Exercise task 1: List every distinct string enclosed in backticks in the macro_polo documentation excerpt, each once.
Exercise task 2: Write the next part of the macro_polo documentation excerpt, starting after its final sentence.

Page text:
________________________________________
If you want to specify a text encoding, you can append it to `macro_polo` after a `-` or
`_`, such as `# coding: macro_polo-utf-16`.


## `macro_rules!`

`macro_rules!` declarations consist of one or more rules, where each rule consists of a
matcher and a transcriber.

When the macro is invoked, it's input is compared to each matcher (in the order in which
they were defined). If the input macthes, the [capture variables](#capture-variables)
are extracted and passed to the transcriber, which creates a new token sequence to
replace the macro invocation.

This is the syntax for defining a `macro_rules!` macro:

<pre>
macro_rules!:
    [<i>matcher</i><sub>0</sub>]:
        <i>transcriber</i><sub>0</sub>

    <i>...</i>

    [<i>matcher</i><sub>n</sub>]:
        <i>transcriber</i><sub>n</sub>
</pre>

`macro_rules` macros can be recursive by transcibing a new invocation to themselves. See
[braces_and_more.py](examples/macro_rules/braces_and_more.py) for an example.
________________________________________
Material shown:
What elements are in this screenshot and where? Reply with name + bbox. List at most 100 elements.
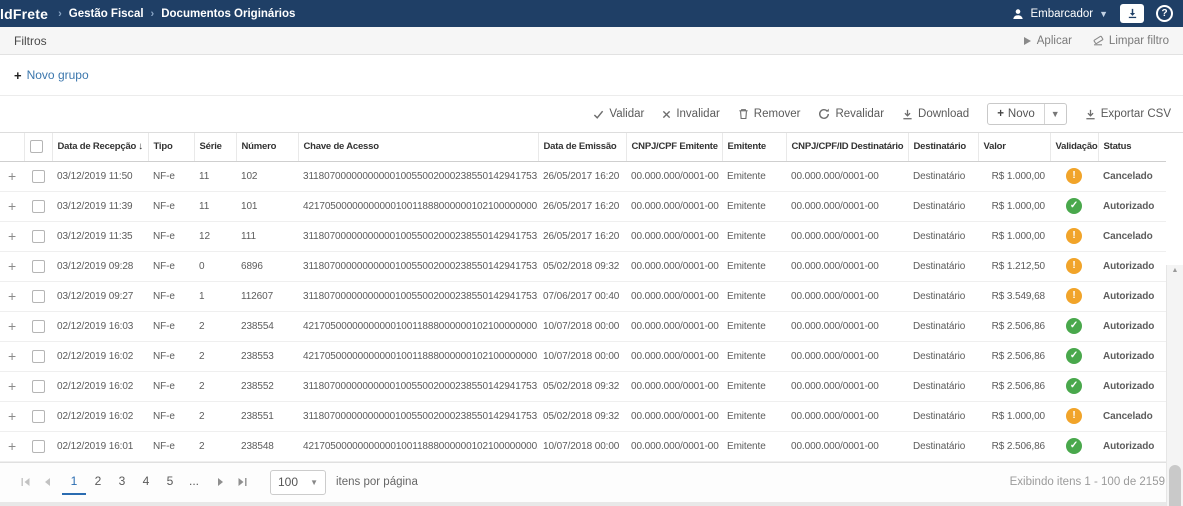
cell-cnpj_emitente: 00.000.000/0001-00 — [626, 401, 722, 431]
next-page-button[interactable] — [210, 475, 231, 489]
row-checkbox[interactable] — [32, 380, 45, 393]
validation-warning-icon: ! — [1066, 258, 1082, 274]
row-checkbox[interactable] — [32, 440, 45, 453]
cell-validacao: ! — [1050, 281, 1098, 311]
table-row[interactable]: +03/12/2019 11:50NF-e1110231180700000000… — [0, 161, 1166, 191]
row-checkbox[interactable] — [32, 290, 45, 303]
table-row[interactable]: +03/12/2019 09:28NF-e0689631180700000000… — [0, 251, 1166, 281]
row-expand-icon[interactable]: + — [8, 258, 16, 274]
cell-status: Autorizado — [1098, 311, 1166, 341]
row-expand-icon[interactable]: + — [8, 408, 16, 424]
breadcrumb-gestao-fiscal[interactable]: Gestão Fiscal — [69, 8, 144, 20]
row-expand-icon[interactable]: + — [8, 438, 16, 454]
new-document-button[interactable]: + Novo — [988, 104, 1045, 124]
row-expand-icon[interactable]: + — [8, 228, 16, 244]
row-checkbox[interactable] — [32, 170, 45, 183]
cell-tipo: NF-e — [148, 161, 194, 191]
help-button[interactable]: ? — [1156, 5, 1173, 22]
filters-actions: Aplicar Limpar filtro — [1022, 35, 1169, 47]
validation-success-icon: ✓ — [1066, 198, 1082, 214]
last-page-button[interactable] — [231, 475, 254, 489]
header-status[interactable]: Status — [1098, 133, 1166, 161]
page-button-4[interactable]: 4 — [134, 469, 158, 495]
cell-numero: 102 — [236, 161, 298, 191]
row-expand-icon[interactable]: + — [8, 168, 16, 184]
prev-page-button[interactable] — [37, 475, 58, 489]
cell-tipo: NF-e — [148, 191, 194, 221]
header-data-emissao[interactable]: Data de Emissão — [538, 133, 626, 161]
horizontal-scrollbar[interactable] — [0, 502, 1183, 506]
new-document-dropdown-button[interactable]: ▼ — [1045, 104, 1066, 124]
first-page-button[interactable] — [14, 475, 37, 489]
page-size-select[interactable]: 100 ▼ — [270, 470, 326, 495]
header-emitente[interactable]: Emitente — [722, 133, 786, 161]
cell-destinatario: Destinatário — [908, 341, 978, 371]
header-tipo[interactable]: Tipo — [148, 133, 194, 161]
page-button-5[interactable]: 5 — [158, 469, 182, 495]
header-cnpj-emitente[interactable]: CNPJ/CPF Emitente — [626, 133, 722, 161]
revalidate-label: Revalidar — [835, 108, 884, 120]
remove-button[interactable]: Remover — [738, 108, 801, 120]
row-expand-icon[interactable]: + — [8, 348, 16, 364]
row-checkbox[interactable] — [32, 260, 45, 273]
header-destinatario[interactable]: Destinatário — [908, 133, 978, 161]
row-expand-icon[interactable]: + — [8, 318, 16, 334]
page-button-1[interactable]: 1 — [62, 469, 86, 495]
app-logo[interactable]: ldFrete — [0, 6, 48, 22]
topbar-download-button[interactable] — [1120, 4, 1144, 23]
row-expand-icon[interactable]: + — [8, 288, 16, 304]
row-checkbox[interactable] — [32, 230, 45, 243]
cell-status: Autorizado — [1098, 251, 1166, 281]
header-validacao[interactable]: Validação — [1050, 133, 1098, 161]
page-ellipsis[interactable]: ... — [182, 469, 206, 495]
select-all-checkbox[interactable] — [30, 140, 43, 153]
cell-destinatario: Destinatário — [908, 161, 978, 191]
revalidate-button[interactable]: Revalidar — [818, 108, 884, 120]
breadcrumb-documentos-originarios[interactable]: Documentos Originários — [161, 8, 295, 20]
header-cnpj-destinatario[interactable]: CNPJ/CPF/ID Destinatário — [786, 133, 908, 161]
clear-filter-label: Limpar filtro — [1109, 35, 1169, 47]
row-checkbox[interactable] — [32, 200, 45, 213]
cell-cnpj_emitente: 00.000.000/0001-00 — [626, 311, 722, 341]
table-row[interactable]: +02/12/2019 16:01NF-e2238548421705000000… — [0, 431, 1166, 461]
row-checkbox[interactable] — [32, 410, 45, 423]
user-menu[interactable]: Embarcador ▼ — [1012, 8, 1108, 20]
header-chave-acesso[interactable]: Chave de Acesso — [298, 133, 538, 161]
cell-validacao: ✓ — [1050, 341, 1098, 371]
invalidate-button[interactable]: Invalidar — [662, 108, 719, 120]
row-checkbox[interactable] — [32, 320, 45, 333]
topbar-actions: Embarcador ▼ ? — [1012, 4, 1173, 23]
cell-emitente: Emitente — [722, 371, 786, 401]
download-button[interactable]: Download — [902, 108, 969, 120]
breadcrumb: › Gestão Fiscal › Documentos Originários — [58, 8, 295, 20]
cell-emissao: 07/06/2017 00:40 — [538, 281, 626, 311]
row-expand-icon[interactable]: + — [8, 198, 16, 214]
cell-emitente: Emitente — [722, 191, 786, 221]
header-valor[interactable]: Valor — [978, 133, 1050, 161]
scroll-up-icon[interactable]: ▲ — [1167, 267, 1183, 274]
table-row[interactable]: +03/12/2019 11:35NF-e1211131180700000000… — [0, 221, 1166, 251]
header-data-recepcao[interactable]: Data de Recepção↓ — [52, 133, 148, 161]
new-group-button[interactable]: + Novo grupo — [14, 68, 89, 83]
new-document-label: Novo — [1008, 108, 1035, 120]
table-row[interactable]: +02/12/2019 16:02NF-e2238553421705000000… — [0, 341, 1166, 371]
validate-button[interactable]: Validar — [593, 108, 644, 120]
row-checkbox[interactable] — [32, 350, 45, 363]
pagination-summary: Exibindo itens 1 - 100 de 2159 — [1010, 476, 1169, 488]
scrollbar-thumb[interactable] — [1169, 465, 1181, 506]
table-row[interactable]: +03/12/2019 11:39NF-e1110142170500000000… — [0, 191, 1166, 221]
export-csv-button[interactable]: Exportar CSV — [1085, 108, 1171, 120]
filter-panel: + Novo grupo — [0, 55, 1183, 96]
page-button-3[interactable]: 3 — [110, 469, 134, 495]
apply-filter-button[interactable]: Aplicar — [1022, 35, 1072, 47]
vertical-scrollbar[interactable]: ▲ ▼ — [1166, 265, 1183, 506]
header-serie[interactable]: Série — [194, 133, 236, 161]
clear-filter-button[interactable]: Limpar filtro — [1092, 35, 1169, 47]
table-row[interactable]: +02/12/2019 16:02NF-e2238551311807000000… — [0, 401, 1166, 431]
table-row[interactable]: +03/12/2019 09:27NF-e1112607311807000000… — [0, 281, 1166, 311]
row-expand-icon[interactable]: + — [8, 378, 16, 394]
table-row[interactable]: +02/12/2019 16:02NF-e2238552311807000000… — [0, 371, 1166, 401]
page-button-2[interactable]: 2 — [86, 469, 110, 495]
table-row[interactable]: +02/12/2019 16:03NF-e2238554421705000000… — [0, 311, 1166, 341]
header-numero[interactable]: Número — [236, 133, 298, 161]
________________________________________
Final answer 1:
- macro_polo
- -
- _
- # coding: macro_polo-utf-16
- macro_rules!
- macro_rules

Final answer 2:
### Matchers

The following constructs are supported in `macro_rules!` matchers:

<table>
<thead>
    <tr>
        <th>Pattern</th>
        <th>Description</th>
    </tr>
</thead>
<tbody>
    <tr>
        <td><code>$<em>name</em>:<em>type</em></code></td>
        <td>
            A <a href="#capture-variables">capture variable</a>.
        </td>
    </tr>
    <tr>
        <td>
            <code>$(<em>pattern</em>)<em>sep</em><sup>?</sup>?</code>
            <br/>
            <code>$(<em>pattern</em>)<em>sep</em><sup>?</sup>*</code>
            <br/>
            <code>$(<em>pattern</em>)<em>sep</em><sup>?</sup>+</code>
        </td>
        <td>
            A pattern repeater. Matches <code><em>pattern</em></code> ≤1
            (<code>?</code>), 0+ (<code>*</code>), or 1+ (<code>+</code>) times.
            <br/>
            If <code><em>sep</em></code> is present, it is a single-token separator
            that must match between each repitition.
            <br/>
            Capture variables inside repeaters become "repeating captures."
        </td>
    </tr>
    <tr>
        <td>
            <code>$[(<em>pattern<sub>0</sub></em>)|<em>...</em>|(<em>pattern<sub>n</sub></em>)]</code>
        </td>
        <td>
            A union of patterns. Patterns are tried sequentially from left to right.
            <br/>
            All pattern variants must contain the same capture variable names at the
            same levels of repitition depth.
            The capture variable types, on the other hand, need not match.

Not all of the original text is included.